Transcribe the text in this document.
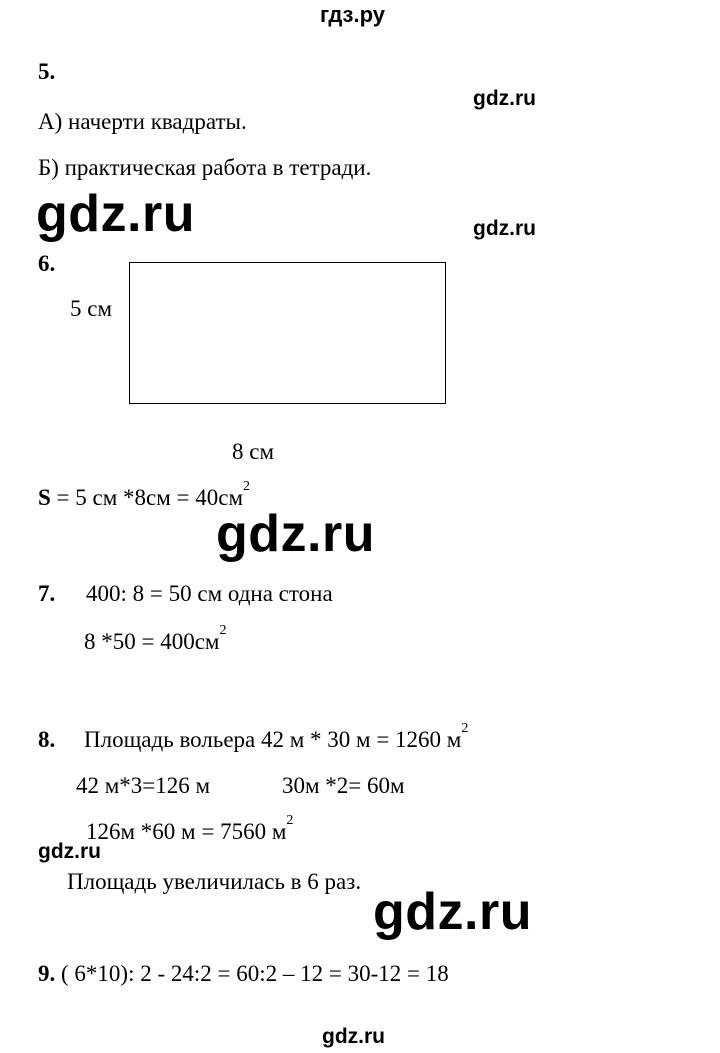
гдз.ру
5.
gdz.ru
А) начерти квадраты.
Б) практическая работа в тетради.
gdz.ru	gdz.ru
6.
5 см
8 см
S = 5 см $*8см = 40см^2$
gdz.ru
7. 400: 8 = 50 см одна стона
8 $*50 = 400см^2$
8. Площадь вольера 42 м * 30 м = 1260 $м^2$
42 м*3=126 м	30м *2= 60м
126м *60 м = 7560 $м^2$
gdz.ru
Площадь увеличилась в 6 раз.
gdz.ru
9. ( 6*10): 2 - 24:2 = 60:2 – 12 = 30-12 = 18
gdz.ru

* * *

Return the full material word for word. Do not include the pictures.

Transcribe the text in this document.
гдз.ру
5.
gdz.ru
А) начерти квадраты.
Б) практическая работа в тетради.
gdz.ru	gdz.ru
6.
5 см
8 см
S = 5 см $*8см = 40см^2$
gdz.ru
7. 400: 8 = 50 см одна стона
8 $*50 = 400см^2$
8. Площадь вольера 42 м * 30 м = 1260 $м^2$
42 м*3=126 м	30м *2= 60м
126м *60 м = 7560 $м^2$
gdz.ru
Площадь увеличилась в 6 раз.
gdz.ru
9. ( 6*10): 2 - 24:2 = 60:2 – 12 = 30-12 = 18
gdz.ru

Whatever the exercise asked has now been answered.